* [Aim of the task] Pull out every line below containing the word "springframework".
━━━━━ Supplied information
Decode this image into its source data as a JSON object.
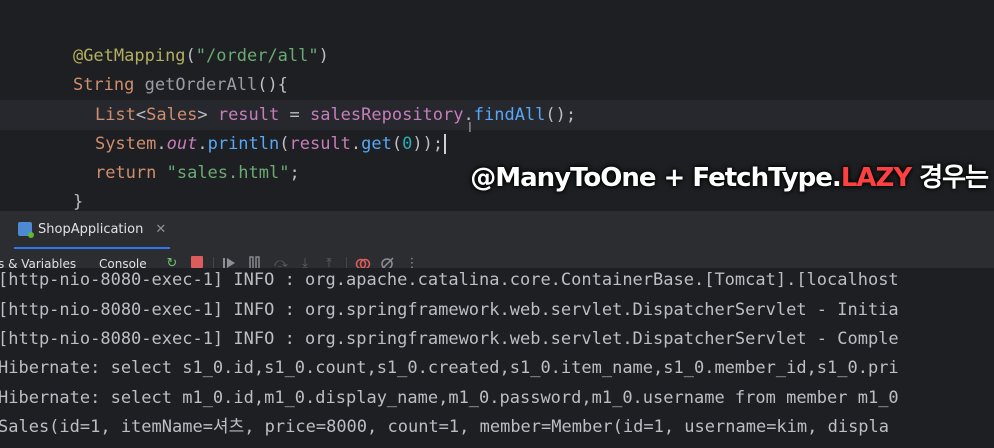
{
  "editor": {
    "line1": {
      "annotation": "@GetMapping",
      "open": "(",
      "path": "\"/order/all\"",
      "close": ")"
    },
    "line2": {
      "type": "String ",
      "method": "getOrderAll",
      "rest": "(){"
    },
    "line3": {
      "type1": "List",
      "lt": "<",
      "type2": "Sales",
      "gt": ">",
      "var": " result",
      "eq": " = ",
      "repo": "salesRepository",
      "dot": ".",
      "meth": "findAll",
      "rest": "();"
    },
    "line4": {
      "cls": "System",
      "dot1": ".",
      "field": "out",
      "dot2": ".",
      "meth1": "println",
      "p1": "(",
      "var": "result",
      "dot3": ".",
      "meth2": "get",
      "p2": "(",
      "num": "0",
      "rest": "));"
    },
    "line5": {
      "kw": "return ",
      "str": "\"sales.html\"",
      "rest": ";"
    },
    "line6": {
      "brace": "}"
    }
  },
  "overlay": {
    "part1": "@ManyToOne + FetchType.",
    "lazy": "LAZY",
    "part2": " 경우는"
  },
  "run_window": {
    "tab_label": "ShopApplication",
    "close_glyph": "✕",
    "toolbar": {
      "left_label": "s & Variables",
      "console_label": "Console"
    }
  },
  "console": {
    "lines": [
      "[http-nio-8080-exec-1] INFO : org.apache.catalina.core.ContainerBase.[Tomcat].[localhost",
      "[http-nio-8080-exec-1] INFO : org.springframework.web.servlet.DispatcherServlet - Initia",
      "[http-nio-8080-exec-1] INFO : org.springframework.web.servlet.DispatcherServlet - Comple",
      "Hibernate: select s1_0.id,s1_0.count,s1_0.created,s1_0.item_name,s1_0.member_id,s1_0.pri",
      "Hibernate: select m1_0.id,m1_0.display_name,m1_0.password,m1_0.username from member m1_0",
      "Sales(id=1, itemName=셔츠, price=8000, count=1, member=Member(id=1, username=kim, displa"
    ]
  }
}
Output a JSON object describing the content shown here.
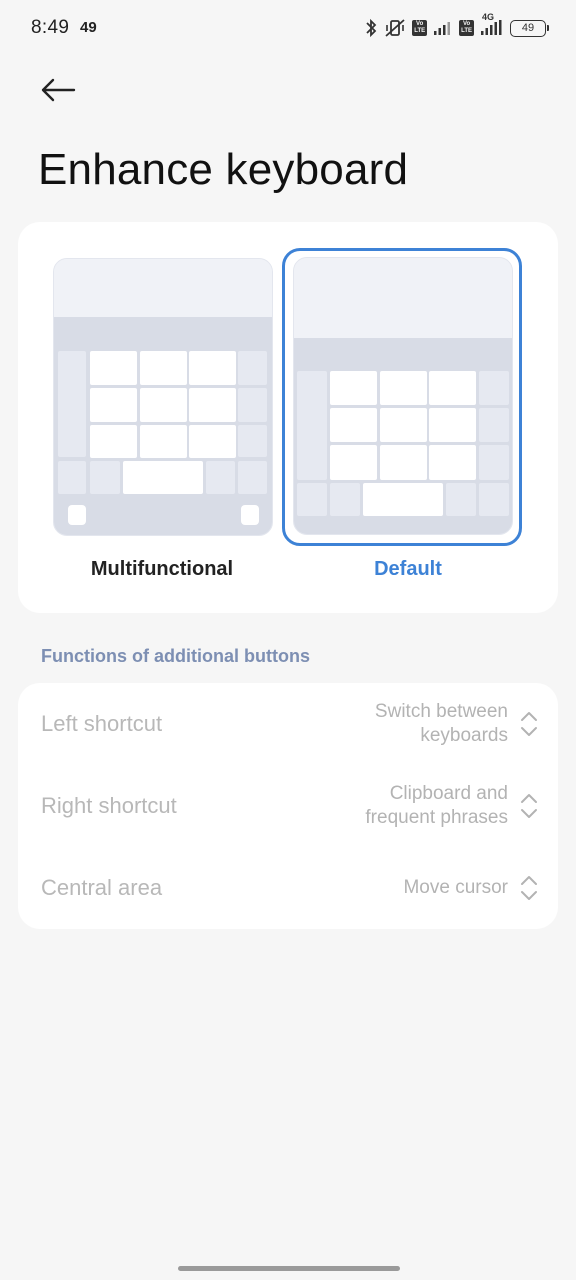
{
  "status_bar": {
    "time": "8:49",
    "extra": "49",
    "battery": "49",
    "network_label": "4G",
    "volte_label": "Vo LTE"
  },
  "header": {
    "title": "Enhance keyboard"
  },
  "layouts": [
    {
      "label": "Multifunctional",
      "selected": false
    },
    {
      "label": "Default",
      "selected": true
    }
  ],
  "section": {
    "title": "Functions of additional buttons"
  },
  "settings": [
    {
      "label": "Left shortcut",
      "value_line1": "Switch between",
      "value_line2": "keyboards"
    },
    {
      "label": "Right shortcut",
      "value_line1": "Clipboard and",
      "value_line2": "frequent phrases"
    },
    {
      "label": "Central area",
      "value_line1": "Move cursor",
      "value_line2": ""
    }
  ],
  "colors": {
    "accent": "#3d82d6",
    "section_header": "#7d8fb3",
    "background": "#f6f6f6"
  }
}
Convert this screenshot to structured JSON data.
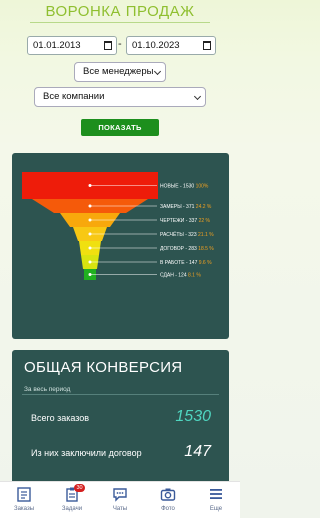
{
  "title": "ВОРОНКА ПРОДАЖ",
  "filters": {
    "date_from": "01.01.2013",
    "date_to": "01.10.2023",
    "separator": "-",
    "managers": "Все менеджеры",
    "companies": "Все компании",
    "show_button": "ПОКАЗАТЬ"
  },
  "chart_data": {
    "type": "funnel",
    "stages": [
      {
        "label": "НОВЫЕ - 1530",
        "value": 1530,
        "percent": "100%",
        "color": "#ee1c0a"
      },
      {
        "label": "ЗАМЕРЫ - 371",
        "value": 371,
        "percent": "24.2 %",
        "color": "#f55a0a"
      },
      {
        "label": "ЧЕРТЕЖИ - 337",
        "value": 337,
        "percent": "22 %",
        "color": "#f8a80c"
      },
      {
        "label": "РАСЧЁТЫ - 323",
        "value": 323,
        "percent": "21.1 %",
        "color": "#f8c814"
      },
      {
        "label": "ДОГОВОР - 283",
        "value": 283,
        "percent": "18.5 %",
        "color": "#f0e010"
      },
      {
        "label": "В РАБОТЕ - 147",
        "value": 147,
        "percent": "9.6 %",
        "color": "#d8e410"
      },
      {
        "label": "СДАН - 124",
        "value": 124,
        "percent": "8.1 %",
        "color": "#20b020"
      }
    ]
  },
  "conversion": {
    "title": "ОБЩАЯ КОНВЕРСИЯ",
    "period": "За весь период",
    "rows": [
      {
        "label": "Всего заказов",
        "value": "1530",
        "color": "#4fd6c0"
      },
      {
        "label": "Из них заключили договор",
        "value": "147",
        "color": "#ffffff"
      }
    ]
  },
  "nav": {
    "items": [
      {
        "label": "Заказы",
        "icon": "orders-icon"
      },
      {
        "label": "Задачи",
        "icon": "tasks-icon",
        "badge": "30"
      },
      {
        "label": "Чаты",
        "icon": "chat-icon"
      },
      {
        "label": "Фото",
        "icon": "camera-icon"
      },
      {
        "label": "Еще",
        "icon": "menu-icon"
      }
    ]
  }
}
━━━━━━━━━━
* [Exercise solution]
      "[http-nio-8080-exec-1] INFO : org.springframework.web.servlet.DispatcherServlet - Initia",
      "[http-nio-8080-exec-1] INFO : org.springframework.web.servlet.DispatcherServlet - Comple",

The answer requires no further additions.